[WRITTEN INSTRUCTION] Copy each line of the records that contains the word "SDTVAR".

--- START RECORDS SHOWN ---

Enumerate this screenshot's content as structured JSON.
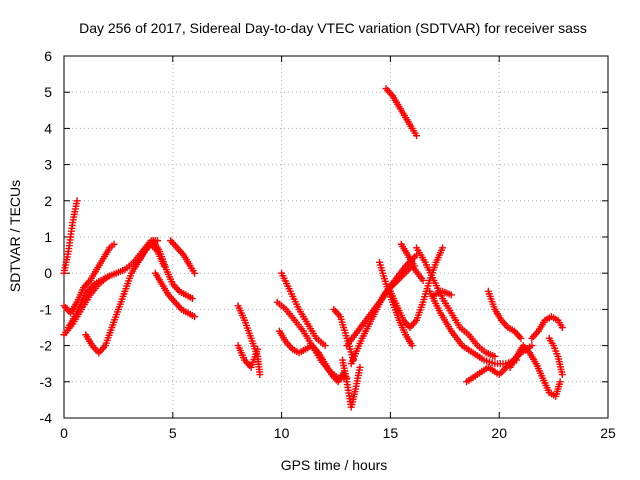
{
  "chart_data": {
    "type": "scatter",
    "title": "Day 256 of 2017, Sidereal Day-to-day VTEC variation (SDTVAR) for receiver sass",
    "xlabel": "GPS time / hours",
    "ylabel": "SDTVAR / TECUs",
    "xlim": [
      0,
      25
    ],
    "ylim": [
      -4,
      6
    ],
    "xticks": [
      0,
      5,
      10,
      15,
      20,
      25
    ],
    "yticks": [
      -4,
      -3,
      -2,
      -1,
      0,
      1,
      2,
      3,
      4,
      5,
      6
    ],
    "xtick_labels": [
      "0",
      "5",
      "10",
      "15",
      "20",
      "25"
    ],
    "ytick_labels": [
      "-4",
      "-3",
      "-2",
      "-1",
      "0",
      "1",
      "2",
      "3",
      "4",
      "5",
      "6"
    ],
    "grid": true,
    "marker": "+",
    "color": "#ff0000",
    "series": [
      {
        "name": "s1",
        "x": [
          0.0,
          0.1,
          0.2,
          0.3,
          0.4,
          0.5,
          0.6
        ],
        "y": [
          0.0,
          0.3,
          0.6,
          1.0,
          1.4,
          1.7,
          2.0
        ]
      },
      {
        "name": "s2",
        "x": [
          0.0,
          0.3,
          0.6,
          0.9,
          1.2,
          1.5,
          1.8,
          2.1,
          2.3
        ],
        "y": [
          -0.9,
          -1.1,
          -0.8,
          -0.4,
          -0.2,
          0.1,
          0.4,
          0.7,
          0.8
        ]
      },
      {
        "name": "s3",
        "x": [
          0.0,
          0.4,
          0.8,
          1.2,
          1.6,
          2.0,
          2.4,
          2.8,
          3.2,
          3.6,
          4.0,
          4.3
        ],
        "y": [
          -1.7,
          -1.4,
          -1.0,
          -0.6,
          -0.3,
          -0.1,
          0.0,
          0.1,
          0.3,
          0.6,
          0.9,
          0.9
        ]
      },
      {
        "name": "s4",
        "x": [
          1.0,
          1.3,
          1.6,
          1.9,
          2.2,
          2.5,
          2.8,
          3.1,
          3.4,
          3.7,
          4.0,
          4.3,
          4.6
        ],
        "y": [
          -1.7,
          -2.0,
          -2.2,
          -2.0,
          -1.5,
          -1.0,
          -0.5,
          0.0,
          0.3,
          0.6,
          0.8,
          0.6,
          0.2
        ]
      },
      {
        "name": "s5",
        "x": [
          0.2,
          0.5,
          0.8,
          1.1,
          1.4,
          1.7,
          2.0
        ],
        "y": [
          -1.5,
          -1.2,
          -0.8,
          -0.5,
          -0.3,
          -0.2,
          -0.1
        ]
      },
      {
        "name": "s6",
        "x": [
          3.5,
          3.8,
          4.1,
          4.4,
          4.7,
          5.0,
          5.3,
          5.6,
          5.9
        ],
        "y": [
          0.4,
          0.7,
          0.9,
          0.6,
          0.1,
          -0.3,
          -0.5,
          -0.6,
          -0.7
        ]
      },
      {
        "name": "s7",
        "x": [
          4.2,
          4.5,
          4.8,
          5.1,
          5.4,
          5.7,
          6.0
        ],
        "y": [
          0.0,
          -0.3,
          -0.6,
          -0.8,
          -1.0,
          -1.1,
          -1.2
        ]
      },
      {
        "name": "s8",
        "x": [
          4.9,
          5.2,
          5.5,
          5.8,
          6.0
        ],
        "y": [
          0.9,
          0.7,
          0.5,
          0.2,
          0.0
        ]
      },
      {
        "name": "s9",
        "x": [
          8.0,
          8.3,
          8.6,
          8.9,
          9.0
        ],
        "y": [
          -0.9,
          -1.3,
          -1.8,
          -2.3,
          -2.8
        ]
      },
      {
        "name": "s10",
        "x": [
          8.0,
          8.3,
          8.6,
          8.9
        ],
        "y": [
          -2.0,
          -2.4,
          -2.6,
          -2.1
        ]
      },
      {
        "name": "s11",
        "x": [
          9.8,
          10.2,
          10.6,
          11.0,
          11.4,
          11.8,
          12.2,
          12.6,
          13.0
        ],
        "y": [
          -0.8,
          -1.0,
          -1.3,
          -1.6,
          -2.0,
          -2.4,
          -2.7,
          -2.9,
          -2.9
        ]
      },
      {
        "name": "s12",
        "x": [
          9.9,
          10.2,
          10.5,
          10.8,
          11.1,
          11.4,
          11.7,
          12.0,
          12.3,
          12.6,
          12.9
        ],
        "y": [
          -1.6,
          -1.9,
          -2.1,
          -2.2,
          -2.1,
          -2.0,
          -2.2,
          -2.5,
          -2.8,
          -3.0,
          -2.7
        ]
      },
      {
        "name": "s13",
        "x": [
          10.0,
          10.4,
          10.8,
          11.2,
          11.6,
          12.0
        ],
        "y": [
          0.0,
          -0.5,
          -1.0,
          -1.4,
          -1.8,
          -2.0
        ]
      },
      {
        "name": "s14",
        "x": [
          12.4,
          12.7,
          13.0,
          13.3
        ],
        "y": [
          -1.0,
          -1.2,
          -1.8,
          -2.4
        ]
      },
      {
        "name": "s15",
        "x": [
          12.8,
          13.0,
          13.2,
          13.4,
          13.6
        ],
        "y": [
          -2.4,
          -3.0,
          -3.7,
          -3.2,
          -2.6
        ]
      },
      {
        "name": "s16",
        "x": [
          13.0,
          13.5,
          14.0,
          14.5,
          15.0,
          15.5,
          16.0,
          16.5
        ],
        "y": [
          -2.0,
          -1.6,
          -1.2,
          -0.8,
          -0.4,
          -0.1,
          0.2,
          -0.2
        ]
      },
      {
        "name": "s17",
        "x": [
          13.2,
          13.7,
          14.2,
          14.7,
          15.2,
          15.7,
          16.2
        ],
        "y": [
          -2.5,
          -1.8,
          -1.2,
          -0.6,
          -0.2,
          0.2,
          0.5
        ]
      },
      {
        "name": "s18",
        "x": [
          14.5,
          14.8,
          15.1,
          15.4,
          15.7,
          16.0
        ],
        "y": [
          0.3,
          -0.3,
          -0.8,
          -1.3,
          -1.7,
          -2.0
        ]
      },
      {
        "name": "s19",
        "x": [
          15.0,
          15.3,
          15.6,
          15.9,
          16.2,
          16.5,
          16.8,
          17.1,
          17.4
        ],
        "y": [
          -0.5,
          -0.9,
          -1.3,
          -1.5,
          -1.3,
          -0.8,
          -0.2,
          0.3,
          0.7
        ]
      },
      {
        "name": "s20",
        "x": [
          15.5,
          15.8,
          16.1
        ],
        "y": [
          0.8,
          0.5,
          0.2
        ]
      },
      {
        "name": "s21",
        "x": [
          14.8,
          15.1,
          15.4,
          15.7,
          16.0,
          16.2
        ],
        "y": [
          5.1,
          4.9,
          4.6,
          4.3,
          4.0,
          3.8
        ]
      },
      {
        "name": "s22",
        "x": [
          16.2,
          16.6,
          17.0,
          17.4,
          17.8,
          18.2,
          18.6,
          19.0,
          19.4,
          19.8
        ],
        "y": [
          0.7,
          0.3,
          -0.2,
          -0.7,
          -1.1,
          -1.5,
          -1.7,
          -2.0,
          -2.2,
          -2.3
        ]
      },
      {
        "name": "s23",
        "x": [
          16.8,
          17.3,
          17.8,
          18.3,
          18.8,
          19.3,
          19.8,
          20.3,
          20.8
        ],
        "y": [
          -0.5,
          -1.1,
          -1.6,
          -2.0,
          -2.2,
          -2.4,
          -2.5,
          -2.5,
          -2.4
        ]
      },
      {
        "name": "s24",
        "x": [
          17.0,
          17.4,
          17.8
        ],
        "y": [
          -0.6,
          -0.5,
          -0.6
        ]
      },
      {
        "name": "s25",
        "x": [
          18.5,
          19.0,
          19.5,
          20.0,
          20.5,
          21.0,
          21.5
        ],
        "y": [
          -3.0,
          -2.8,
          -2.6,
          -2.8,
          -2.5,
          -2.2,
          -2.0
        ]
      },
      {
        "name": "s26",
        "x": [
          19.5,
          19.8,
          20.1,
          20.4,
          20.7,
          21.0
        ],
        "y": [
          -0.5,
          -1.0,
          -1.3,
          -1.5,
          -1.6,
          -1.8
        ]
      },
      {
        "name": "s27",
        "x": [
          20.5,
          20.8,
          21.1,
          21.4,
          21.7,
          22.0,
          22.3,
          22.6,
          22.8
        ],
        "y": [
          -2.6,
          -2.3,
          -2.0,
          -2.2,
          -2.5,
          -2.9,
          -3.3,
          -3.4,
          -3.0
        ]
      },
      {
        "name": "s28",
        "x": [
          21.5,
          21.8,
          22.1,
          22.4,
          22.7,
          22.9
        ],
        "y": [
          -1.8,
          -1.6,
          -1.3,
          -1.2,
          -1.3,
          -1.5
        ]
      },
      {
        "name": "s29",
        "x": [
          22.3,
          22.5,
          22.7,
          22.9
        ],
        "y": [
          -1.8,
          -2.0,
          -2.3,
          -2.8
        ]
      }
    ]
  }
}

--- END RECORDS SHOWN ---

[ANSWER TO THE EXERCISE]
    "title": "Day 256 of 2017, Sidereal Day-to-day VTEC variation (SDTVAR) for receiver sass",
    "ylabel": "SDTVAR / TECUs",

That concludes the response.